== WHAT THE EXERCISE ASKS ==
Give the listing again in full, exactly as written.

== DATA SUPPLIED ==
********************

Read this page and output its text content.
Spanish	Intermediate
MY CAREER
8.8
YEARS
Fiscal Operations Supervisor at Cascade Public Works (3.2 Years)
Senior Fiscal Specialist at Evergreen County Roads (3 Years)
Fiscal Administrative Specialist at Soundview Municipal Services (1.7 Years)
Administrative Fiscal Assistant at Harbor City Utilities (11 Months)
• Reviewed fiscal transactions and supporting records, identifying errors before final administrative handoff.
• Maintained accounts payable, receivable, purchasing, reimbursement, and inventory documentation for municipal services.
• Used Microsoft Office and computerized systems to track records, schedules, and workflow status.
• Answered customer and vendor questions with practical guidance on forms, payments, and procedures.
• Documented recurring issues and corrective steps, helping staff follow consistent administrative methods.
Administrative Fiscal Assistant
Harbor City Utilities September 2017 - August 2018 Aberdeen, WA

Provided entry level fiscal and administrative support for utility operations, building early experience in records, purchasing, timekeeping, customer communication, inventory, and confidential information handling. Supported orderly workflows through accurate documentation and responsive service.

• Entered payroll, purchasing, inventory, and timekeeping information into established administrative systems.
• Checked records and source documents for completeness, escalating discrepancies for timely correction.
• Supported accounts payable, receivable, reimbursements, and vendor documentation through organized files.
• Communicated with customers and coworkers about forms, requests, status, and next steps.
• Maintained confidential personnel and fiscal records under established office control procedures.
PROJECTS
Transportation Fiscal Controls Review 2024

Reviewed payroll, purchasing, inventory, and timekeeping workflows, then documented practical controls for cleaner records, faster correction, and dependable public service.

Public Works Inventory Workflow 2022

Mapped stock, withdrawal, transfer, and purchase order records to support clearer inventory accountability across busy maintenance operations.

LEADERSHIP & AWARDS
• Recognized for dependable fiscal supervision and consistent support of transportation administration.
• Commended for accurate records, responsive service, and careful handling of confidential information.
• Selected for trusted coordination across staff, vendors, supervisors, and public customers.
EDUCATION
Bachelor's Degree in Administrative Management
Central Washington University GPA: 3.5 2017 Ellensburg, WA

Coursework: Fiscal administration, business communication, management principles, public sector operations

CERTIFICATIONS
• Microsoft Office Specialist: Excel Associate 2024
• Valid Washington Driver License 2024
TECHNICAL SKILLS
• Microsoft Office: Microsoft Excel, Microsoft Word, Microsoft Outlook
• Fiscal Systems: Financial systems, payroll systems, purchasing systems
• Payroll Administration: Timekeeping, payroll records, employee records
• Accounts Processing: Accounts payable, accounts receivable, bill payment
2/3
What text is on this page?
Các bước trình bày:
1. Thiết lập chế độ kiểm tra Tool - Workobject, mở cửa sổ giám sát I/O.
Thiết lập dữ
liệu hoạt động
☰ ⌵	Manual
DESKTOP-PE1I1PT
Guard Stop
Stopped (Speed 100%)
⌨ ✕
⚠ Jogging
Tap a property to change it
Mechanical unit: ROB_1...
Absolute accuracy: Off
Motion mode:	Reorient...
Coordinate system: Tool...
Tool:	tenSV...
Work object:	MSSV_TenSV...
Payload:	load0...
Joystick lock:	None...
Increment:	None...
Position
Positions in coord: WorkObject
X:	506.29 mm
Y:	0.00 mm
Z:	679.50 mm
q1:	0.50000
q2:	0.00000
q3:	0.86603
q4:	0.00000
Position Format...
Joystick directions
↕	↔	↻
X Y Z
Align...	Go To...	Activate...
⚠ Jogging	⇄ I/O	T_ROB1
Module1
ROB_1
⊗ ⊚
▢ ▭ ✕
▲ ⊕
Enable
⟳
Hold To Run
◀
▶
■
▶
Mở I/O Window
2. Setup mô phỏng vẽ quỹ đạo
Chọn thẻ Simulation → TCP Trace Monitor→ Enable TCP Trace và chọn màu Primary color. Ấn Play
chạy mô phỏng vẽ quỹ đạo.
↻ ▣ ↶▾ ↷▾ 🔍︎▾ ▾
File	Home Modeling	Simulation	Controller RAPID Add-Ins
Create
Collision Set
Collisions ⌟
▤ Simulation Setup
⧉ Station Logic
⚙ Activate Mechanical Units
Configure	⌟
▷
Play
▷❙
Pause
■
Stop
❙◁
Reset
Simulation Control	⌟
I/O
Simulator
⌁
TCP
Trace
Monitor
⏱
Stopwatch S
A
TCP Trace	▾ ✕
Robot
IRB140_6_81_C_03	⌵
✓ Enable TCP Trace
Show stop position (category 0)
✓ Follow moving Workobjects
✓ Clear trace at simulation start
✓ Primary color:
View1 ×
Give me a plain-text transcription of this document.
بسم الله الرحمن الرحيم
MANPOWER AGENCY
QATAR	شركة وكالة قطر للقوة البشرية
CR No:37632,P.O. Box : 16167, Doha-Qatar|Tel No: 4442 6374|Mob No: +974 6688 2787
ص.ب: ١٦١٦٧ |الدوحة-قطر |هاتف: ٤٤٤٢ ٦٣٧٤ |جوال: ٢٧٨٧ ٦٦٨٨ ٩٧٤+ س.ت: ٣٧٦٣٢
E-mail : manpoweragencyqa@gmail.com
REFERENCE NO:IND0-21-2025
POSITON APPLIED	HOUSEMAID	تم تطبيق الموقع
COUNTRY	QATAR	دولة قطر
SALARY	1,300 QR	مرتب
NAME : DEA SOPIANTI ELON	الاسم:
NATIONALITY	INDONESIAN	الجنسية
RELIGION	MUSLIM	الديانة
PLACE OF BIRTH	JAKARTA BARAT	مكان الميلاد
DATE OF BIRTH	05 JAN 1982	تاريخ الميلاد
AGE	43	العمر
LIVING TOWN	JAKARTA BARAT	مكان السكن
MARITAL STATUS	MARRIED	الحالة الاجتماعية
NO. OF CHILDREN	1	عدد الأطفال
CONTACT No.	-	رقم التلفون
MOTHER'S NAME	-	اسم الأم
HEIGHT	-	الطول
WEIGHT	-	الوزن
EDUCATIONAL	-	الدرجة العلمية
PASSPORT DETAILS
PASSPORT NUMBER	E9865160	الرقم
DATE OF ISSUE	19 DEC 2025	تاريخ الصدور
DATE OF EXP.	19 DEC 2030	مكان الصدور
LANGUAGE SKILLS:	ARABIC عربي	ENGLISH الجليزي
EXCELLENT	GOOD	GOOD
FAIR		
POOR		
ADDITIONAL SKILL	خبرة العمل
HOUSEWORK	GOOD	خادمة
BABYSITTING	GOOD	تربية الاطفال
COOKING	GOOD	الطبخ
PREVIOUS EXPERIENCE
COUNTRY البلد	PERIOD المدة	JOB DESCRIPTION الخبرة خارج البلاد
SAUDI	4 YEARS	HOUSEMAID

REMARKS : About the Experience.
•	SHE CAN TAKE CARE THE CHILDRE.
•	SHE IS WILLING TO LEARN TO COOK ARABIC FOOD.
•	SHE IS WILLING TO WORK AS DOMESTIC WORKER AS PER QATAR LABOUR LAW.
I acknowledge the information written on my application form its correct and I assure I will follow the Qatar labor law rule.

********************

== FINAL RESULT ==
Read this page and output its text content.
Spanish	Intermediate
MY CAREER
8.8
YEARS
Fiscal Operations Supervisor at Cascade Public Works (3.2 Years)
Senior Fiscal Specialist at Evergreen County Roads (3 Years)
Fiscal Administrative Specialist at Soundview Municipal Services (1.7 Years)
Administrative Fiscal Assistant at Harbor City Utilities (11 Months)
• Reviewed fiscal transactions and supporting records, identifying errors before final administrative handoff.
• Maintained accounts payable, receivable, purchasing, reimbursement, and inventory documentation for municipal services.
• Used Microsoft Office and computerized systems to track records, schedules, and workflow status.
• Answered customer and vendor questions with practical guidance on forms, payments, and procedures.
• Documented recurring issues and corrective steps, helping staff follow consistent administrative methods.
Administrative Fiscal Assistant
Harbor City Utilities September 2017 - August 2018 Aberdeen, WA

Provided entry level fiscal and administrative support for utility operations, building early experience in records, purchasing, timekeeping, customer communication, inventory, and confidential information handling. Supported orderly workflows through accurate documentation and responsive service.

• Entered payroll, purchasing, inventory, and timekeeping information into established administrative systems.
• Checked records and source documents for completeness, escalating discrepancies for timely correction.
• Supported accounts payable, receivable, reimbursements, and vendor documentation through organized files.
• Communicated with customers and coworkers about forms, requests, status, and next steps.
• Maintained confidential personnel and fiscal records under established office control procedures.
PROJECTS
Transportation Fiscal Controls Review 2024

Reviewed payroll, purchasing, inventory, and timekeeping workflows, then documented practical controls for cleaner records, faster correction, and dependable public service.

Public Works Inventory Workflow 2022

Mapped stock, withdrawal, transfer, and purchase order records to support clearer inventory accountability across busy maintenance operations.

LEADERSHIP & AWARDS
• Recognized for dependable fiscal supervision and consistent support of transportation administration.
• Commended for accurate records, responsive service, and careful handling of confidential information.
• Selected for trusted coordination across staff, vendors, supervisors, and public customers.
EDUCATION
Bachelor's Degree in Administrative Management
Central Washington University GPA: 3.5 2017 Ellensburg, WA

Coursework: Fiscal administration, business communication, management principles, public sector operations

CERTIFICATIONS
• Microsoft Office Specialist: Excel Associate 2024
• Valid Washington Driver License 2024
TECHNICAL SKILLS
• Microsoft Office: Microsoft Excel, Microsoft Word, Microsoft Outlook
• Fiscal Systems: Financial systems, payroll systems, purchasing systems
• Payroll Administration: Timekeeping, payroll records, employee records
• Accounts Processing: Accounts payable, accounts receivable, bill payment
2/3
What text is on this page?
Các bước trình bày:
1. Thiết lập chế độ kiểm tra Tool - Workobject, mở cửa sổ giám sát I/O.
Thiết lập dữ
liệu hoạt động
☰ ⌵	Manual
DESKTOP-PE1I1PT
Guard Stop
Stopped (Speed 100%)
⌨ ✕
⚠ Jogging
Tap a property to change it
Mechanical unit: ROB_1...
Absolute accuracy: Off
Motion mode:	Reorient...
Coordinate system: Tool...
Tool:	tenSV...
Work object:	MSSV_TenSV...
Payload:	load0...
Joystick lock:	None...
Increment:	None...
Position
Positions in coord: WorkObject
X:	506.29 mm
Y:	0.00 mm
Z:	679.50 mm
q1:	0.50000
q2:	0.00000
q3:	0.86603
q4:	0.00000
Position Format...
Joystick directions
↕	↔	↻
X Y Z
Align...	Go To...	Activate...
⚠ Jogging	⇄ I/O	T_ROB1
Module1
ROB_1
⊗ ⊚
▢ ▭ ✕
▲ ⊕
Enable
⟳
Hold To Run
◀
▶
■
▶
Mở I/O Window
2. Setup mô phỏng vẽ quỹ đạo
Chọn thẻ Simulation → TCP Trace Monitor→ Enable TCP Trace và chọn màu Primary color. Ấn Play
chạy mô phỏng vẽ quỹ đạo.
↻ ▣ ↶▾ ↷▾ 🔍︎▾ ▾
File	Home Modeling	Simulation	Controller RAPID Add-Ins
Create
Collision Set
Collisions ⌟
▤ Simulation Setup
⧉ Station Logic
⚙ Activate Mechanical Units
Configure	⌟
▷
Play
▷❙
Pause
■
Stop
❙◁
Reset
Simulation Control	⌟
I/O
Simulator
⌁
TCP
Trace
Monitor
⏱
Stopwatch S
A
TCP Trace	▾ ✕
Robot
IRB140_6_81_C_03	⌵
✓ Enable TCP Trace
Show stop position (category 0)
✓ Follow moving Workobjects
✓ Clear trace at simulation start
✓ Primary color:
View1 ×
Give me a plain-text transcription of this document.
بسم الله الرحمن الرحيم
MANPOWER AGENCY
QATAR	شركة وكالة قطر للقوة البشرية
CR No:37632,P.O. Box : 16167, Doha-Qatar|Tel No: 4442 6374|Mob No: +974 6688 2787
ص.ب: ١٦١٦٧ |الدوحة-قطر |هاتف: ٤٤٤٢ ٦٣٧٤ |جوال: ٢٧٨٧ ٦٦٨٨ ٩٧٤+ س.ت: ٣٧٦٣٢
E-mail : manpoweragencyqa@gmail.com
REFERENCE NO:IND0-21-2025
POSITON APPLIED	HOUSEMAID	تم تطبيق الموقع
COUNTRY	QATAR	دولة قطر
SALARY	1,300 QR	مرتب
NAME : DEA SOPIANTI ELON	الاسم:
NATIONALITY	INDONESIAN	الجنسية
RELIGION	MUSLIM	الديانة
PLACE OF BIRTH	JAKARTA BARAT	مكان الميلاد
DATE OF BIRTH	05 JAN 1982	تاريخ الميلاد
AGE	43	العمر
LIVING TOWN	JAKARTA BARAT	مكان السكن
MARITAL STATUS	MARRIED	الحالة الاجتماعية
NO. OF CHILDREN	1	عدد الأطفال
CONTACT No.	-	رقم التلفون
MOTHER'S NAME	-	اسم الأم
HEIGHT	-	الطول
WEIGHT	-	الوزن
EDUCATIONAL	-	الدرجة العلمية
PASSPORT DETAILS
PASSPORT NUMBER	E9865160	الرقم
DATE OF ISSUE	19 DEC 2025	تاريخ الصدور
DATE OF EXP.	19 DEC 2030	مكان الصدور
LANGUAGE SKILLS:	ARABIC عربي	ENGLISH الجليزي
EXCELLENT	GOOD	GOOD
FAIR		
POOR		
ADDITIONAL SKILL	خبرة العمل
HOUSEWORK	GOOD	خادمة
BABYSITTING	GOOD	تربية الاطفال
COOKING	GOOD	الطبخ
PREVIOUS EXPERIENCE
COUNTRY البلد	PERIOD المدة	JOB DESCRIPTION الخبرة خارج البلاد
SAUDI	4 YEARS	HOUSEMAID

REMARKS : About the Experience.
•	SHE CAN TAKE CARE THE CHILDRE.
•	SHE IS WILLING TO LEARN TO COOK ARABIC FOOD.
•	SHE IS WILLING TO WORK AS DOMESTIC WORKER AS PER QATAR LABOUR LAW.
I acknowledge the information written on my application form its correct and I assure I will follow the Qatar labor law rule.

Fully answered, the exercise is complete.